== GIVEN INSTRUCTION ==
Tally the lines below that contain the word "dans", and give only that number.

═════ ENTRIES ═════

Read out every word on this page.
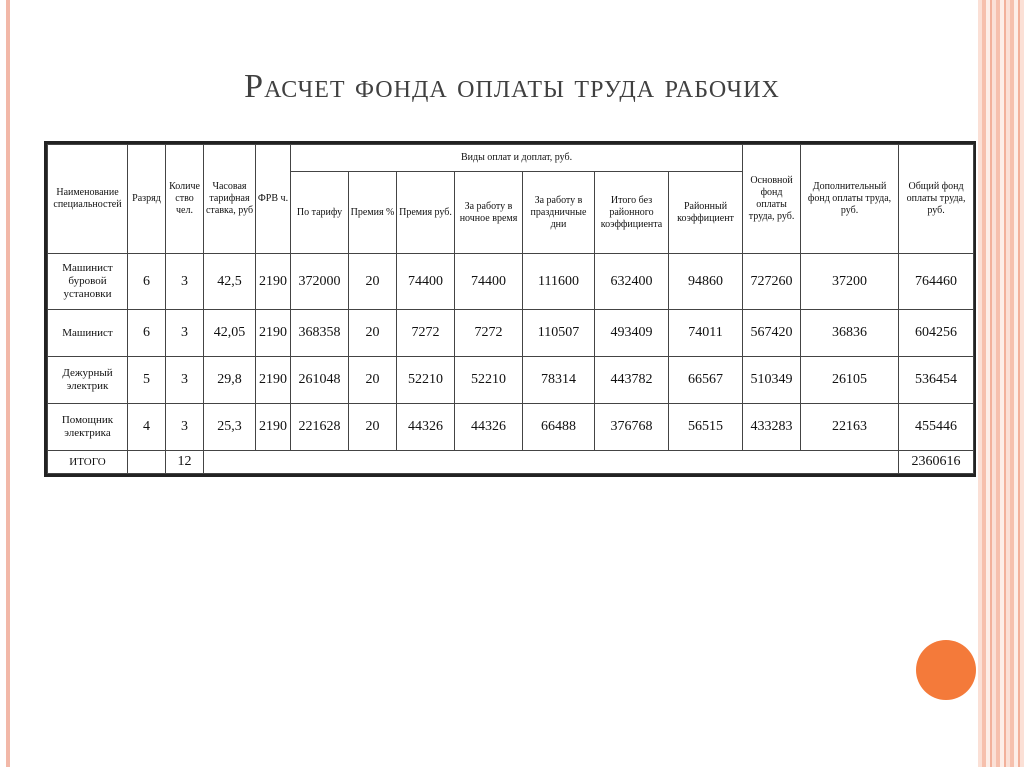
Расчет фонда оплаты труда рабочих
Наименование специальностей	Разряд	Количе ство чел.	Часовая тарифная ставка, руб	ФРВ ч.	Виды оплат и доплат, руб.							Основной фонд оплаты труда, руб.	Дополнительный фонд оплаты труда, руб.	Общий фонд оплаты труда, руб.
					По тарифу	Премия %	Премия руб.	За работу в ночное время	За работу в праздничные дни	Итого без районного коэффициента	Районный коэффициент			
Машинист буровой установки	6	3	42,5	2190	372000	20	74400	74400	111600	632400	94860	727260	37200	764460
Машинист	6	3	42,05	2190	368358	20	7272	7272	110507	493409	74011	567420	36836	604256
Дежурный электрик	5	3	29,8	2190	261048	20	52210	52210	78314	443782	66567	510349	26105	536454
Помощник электрика	4	3	25,3	2190	221628	20	44326	44326	66488	376768	56515	433283	22163	455446
ИТОГО		12												2360616
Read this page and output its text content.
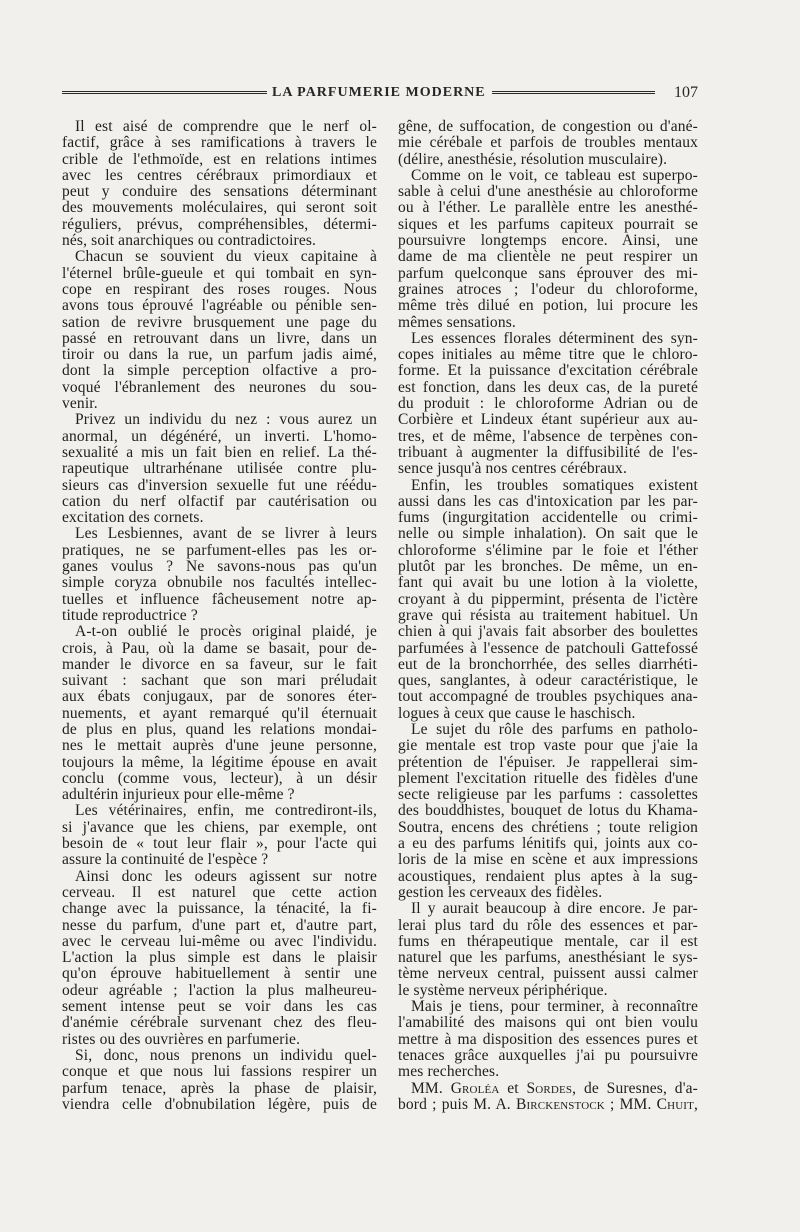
LA PARFUMERIE MODERNE	107
Il est aisé de comprendre que le nerf ol-
factif, grâce à ses ramifications à travers le
crible de l'ethmoïde, est en relations intimes
avec les centres cérébraux primordiaux et
peut y conduire des sensations déterminant
des mouvements moléculaires, qui seront soit
réguliers, prévus, compréhensibles, détermi-
nés, soit anarchiques ou contradictoires.
Chacun se souvient du vieux capitaine à
l'éternel brûle-gueule et qui tombait en syn-
cope en respirant des roses rouges. Nous
avons tous éprouvé l'agréable ou pénible sen-
sation de revivre brusquement une page du
passé en retrouvant dans un livre, dans un
tiroir ou dans la rue, un parfum jadis aimé,
dont la simple perception olfactive a pro-
voqué l'ébranlement des neurones du sou-
venir.
Privez un individu du nez : vous aurez un
anormal, un dégénéré, un inverti. L'homo-
sexualité a mis un fait bien en relief. La thé-
rapeutique ultrarhénane utilisée contre plu-
sieurs cas d'inversion sexuelle fut une réédu-
cation du nerf olfactif par cautérisation ou
excitation des cornets.
Les Lesbiennes, avant de se livrer à leurs
pratiques, ne se parfument-elles pas les or-
ganes voulus ? Ne savons-nous pas qu'un
simple coryza obnubile nos facultés intellec-
tuelles et influence fâcheusement notre ap-
titude reproductrice ?
A-t-on oublié le procès original plaidé, je
crois, à Pau, où la dame se basait, pour de-
mander le divorce en sa faveur, sur le fait
suivant : sachant que son mari préludait
aux ébats conjugaux, par de sonores éter-
nuements, et ayant remarqué qu'il éternuait
de plus en plus, quand les relations mondai-
nes le mettait auprès d'une jeune personne,
toujours la même, la légitime épouse en avait
conclu (comme vous, lecteur), à un désir
adultérin injurieux pour elle-même ?
Les vétérinaires, enfin, me contrediront-ils,
si j'avance que les chiens, par exemple, ont
besoin de « tout leur flair », pour l'acte qui
assure la continuité de l'espèce ?
Ainsi donc les odeurs agissent sur notre
cerveau. Il est naturel que cette action
change avec la puissance, la ténacité, la fi-
nesse du parfum, d'une part et, d'autre part,
avec le cerveau lui-même ou avec l'individu.
L'action la plus simple est dans le plaisir
qu'on éprouve habituellement à sentir une
odeur agréable ; l'action la plus malheureu-
sement intense peut se voir dans les cas
d'anémie cérébrale survenant chez des fleu-
ristes ou des ouvrières en parfumerie.
Si, donc, nous prenons un individu quel-
conque et que nous lui fassions respirer un
parfum tenace, après la phase de plaisir,
viendra celle d'obnubilation légère, puis de
gêne, de suffocation, de congestion ou d'ané-
mie cérébale et parfois de troubles mentaux
(délire, anesthésie, résolution musculaire).
Comme on le voit, ce tableau est superpo-
sable à celui d'une anesthésie au chloroforme
ou à l'éther. Le parallèle entre les anesthé-
siques et les parfums capiteux pourrait se
poursuivre longtemps encore. Ainsi, une
dame de ma clientèle ne peut respirer un
parfum quelconque sans éprouver des mi-
graines atroces ; l'odeur du chloroforme,
même très dilué en potion, lui procure les
mêmes sensations.
Les essences florales déterminent des syn-
copes initiales au même titre que le chloro-
forme. Et la puissance d'excitation cérébrale
est fonction, dans les deux cas, de la pureté
du produit : le chloroforme Adrian ou de
Corbière et Lindeux étant supérieur aux au-
tres, et de même, l'absence de terpènes con-
tribuant à augmenter la diffusibilité de l'es-
sence jusqu'à nos centres cérébraux.
Enfin, les troubles somatiques existent
aussi dans les cas d'intoxication par les par-
fums (ingurgitation accidentelle ou crimi-
nelle ou simple inhalation). On sait que le
chloroforme s'élimine par le foie et l'éther
plutôt par les bronches. De même, un en-
fant qui avait bu une lotion à la violette,
croyant à du pippermint, présenta de l'ictère
grave qui résista au traitement habituel. Un
chien à qui j'avais fait absorber des boulettes
parfumées à l'essence de patchouli Gattefossé
eut de la bronchorrhée, des selles diarrhéti-
ques, sanglantes, à odeur caractéristique, le
tout accompagné de troubles psychiques ana-
logues à ceux que cause le haschisch.
Le sujet du rôle des parfums en patholo-
gie mentale est trop vaste pour que j'aie la
prétention de l'épuiser. Je rappellerai sim-
plement l'excitation rituelle des fidèles d'une
secte religieuse par les parfums : cassolettes
des bouddhistes, bouquet de lotus du Khama-
Soutra, encens des chrétiens ; toute religion
a eu des parfums lénitifs qui, joints aux co-
loris de la mise en scène et aux impressions
acoustiques, rendaient plus aptes à la sug-
gestion les cerveaux des fidèles.
Il y aurait beaucoup à dire encore. Je par-
lerai plus tard du rôle des essences et par-
fums en thérapeutique mentale, car il est
naturel que les parfums, anesthésiant le sys-
tème nerveux central, puissent aussi calmer
le système nerveux périphérique.
Mais je tiens, pour terminer, à reconnaître
l'amabilité des maisons qui ont bien voulu
mettre à ma disposition des essences pures et
tenaces grâce auxquelles j'ai pu poursuivre
mes recherches.
MM. Groléa et Sordes, de Suresnes, d'a-
bord ; puis M. A. Birckenstock ; MM. Chuit,
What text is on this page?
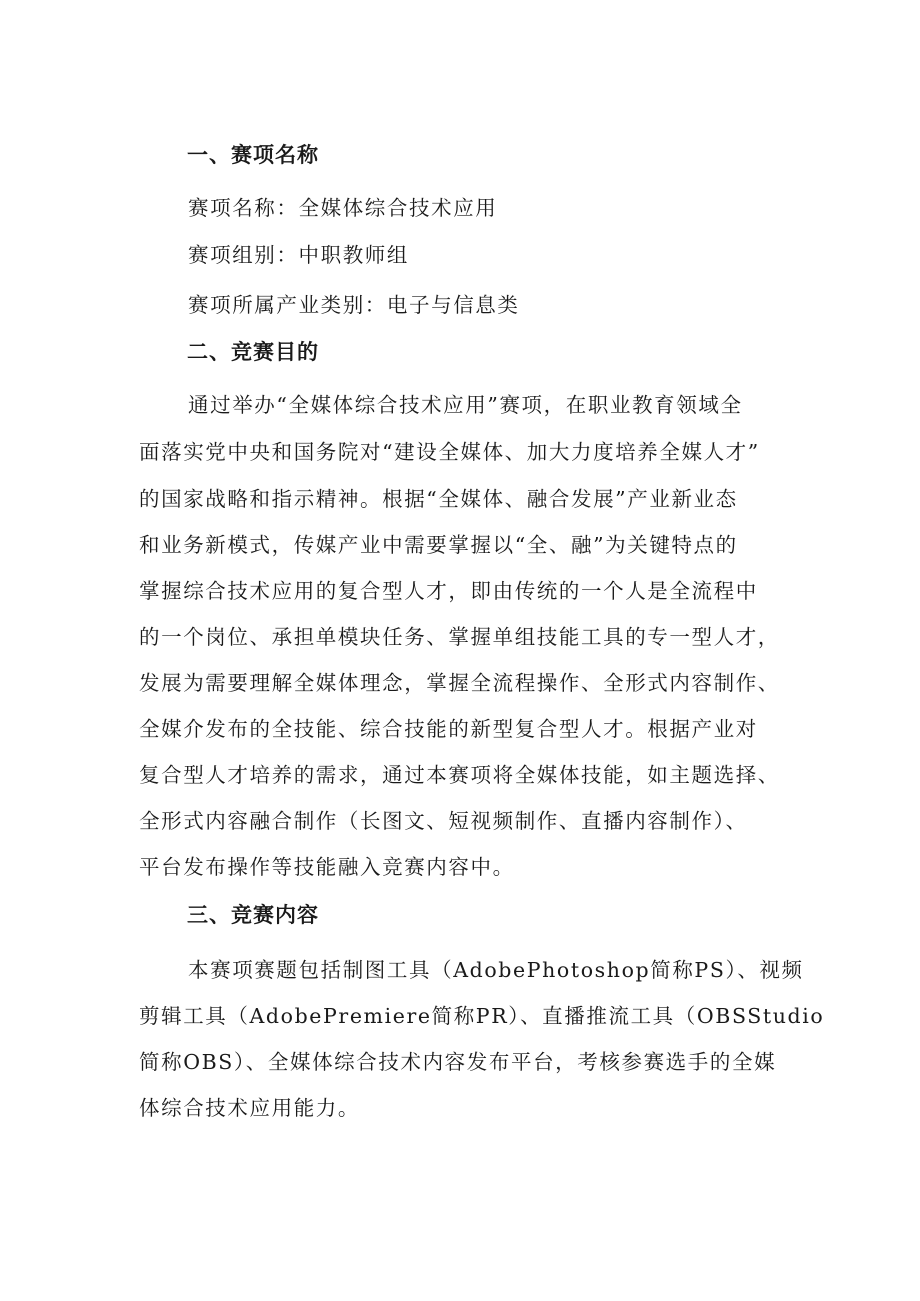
一、赛项名称
赛项名称：全媒体综合技术应用
赛项组别：中职教师组
赛项所属产业类别：电子与信息类
二、竞赛目的
通过举办“全媒体综合技术应用”赛项，在职业教育领域全
面落实党中央和国务院对“建设全媒体、加大力度培养全媒人才”
的国家战略和指示精神。根据“全媒体、融合发展”产业新业态
和业务新模式，传媒产业中需要掌握以“全、融”为关键特点的
掌握综合技术应用的复合型人才，即由传统的一个人是全流程中
的一个岗位、承担单模块任务、掌握单组技能工具的专一型人才，
发展为需要理解全媒体理念，掌握全流程操作、全形式内容制作、
全媒介发布的全技能、综合技能的新型复合型人才。根据产业对
复合型人才培养的需求，通过本赛项将全媒体技能，如主题选择、
全形式内容融合制作（长图文、短视频制作、直播内容制作）、
平台发布操作等技能融入竞赛内容中。
三、竞赛内容
本赛项赛题包括制图工具（AdobePhotoshop简称PS）、视频
剪辑工具（AdobePremiere简称PR）、直播推流工具（OBSStudio
简称OBS）、全媒体综合技术内容发布平台，考核参赛选手的全媒
体综合技术应用能力。
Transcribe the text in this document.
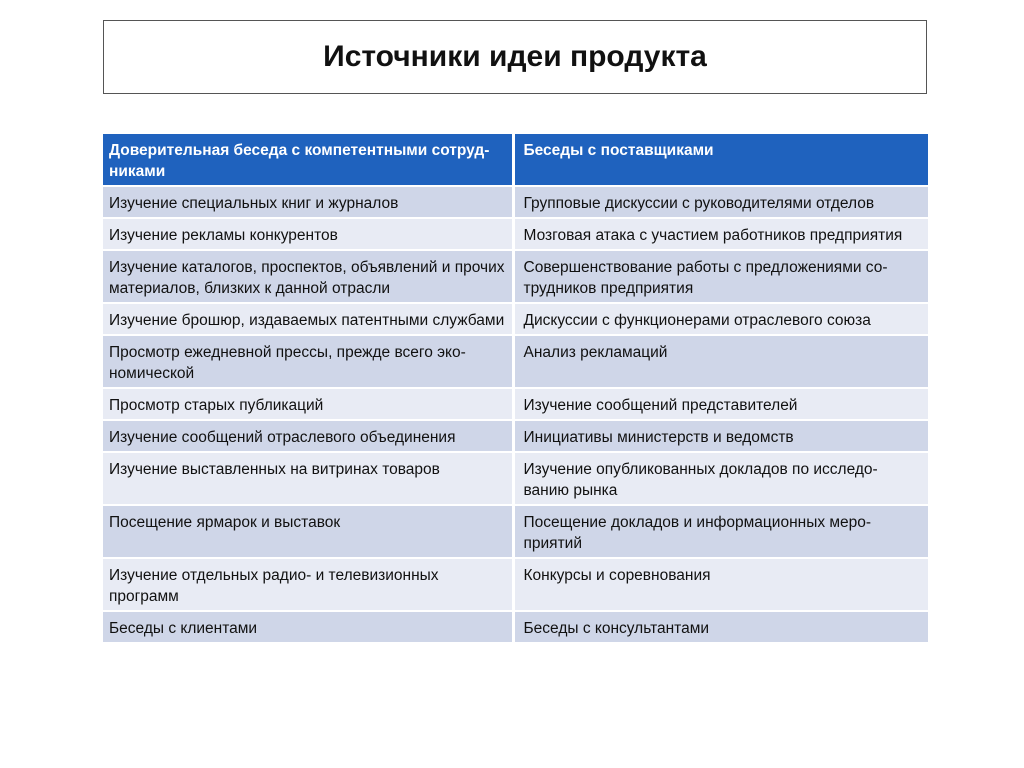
Источники идеи продукта
Доверительная беседа с компетентными сотруд-никами	Беседы с поставщиками
Изучение специальных книг и журналов	Групповые дискуссии с руководителями отделов
Изучение рекламы конкурентов	Мозговая атака с участием работников предприятия
Изучение каталогов, проспектов, объявлений и прочих материалов, близких к данной отрасли	Совершенствование работы с предложениями со-трудников предприятия
Изучение брошюр, издаваемых патентными службами	Дискуссии с функционерами отраслевого союза
Просмотр ежедневной прессы, прежде всего эко-номической	Анализ рекламаций
Просмотр старых публикаций	Изучение сообщений представителей
Изучение сообщений отраслевого объединения	Инициативы министерств и ведомств
Изучение выставленных на витринах товаров	Изучение опубликованных докладов по исследо-ванию рынка
Посещение ярмарок и выставок	Посещение докладов и информационных меро-приятий
Изучение отдельных радио- и телевизионных программ	Конкурсы и соревнования
Беседы с клиентами	Беседы с консультантами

═════

== FINISHED ANSWER ==
6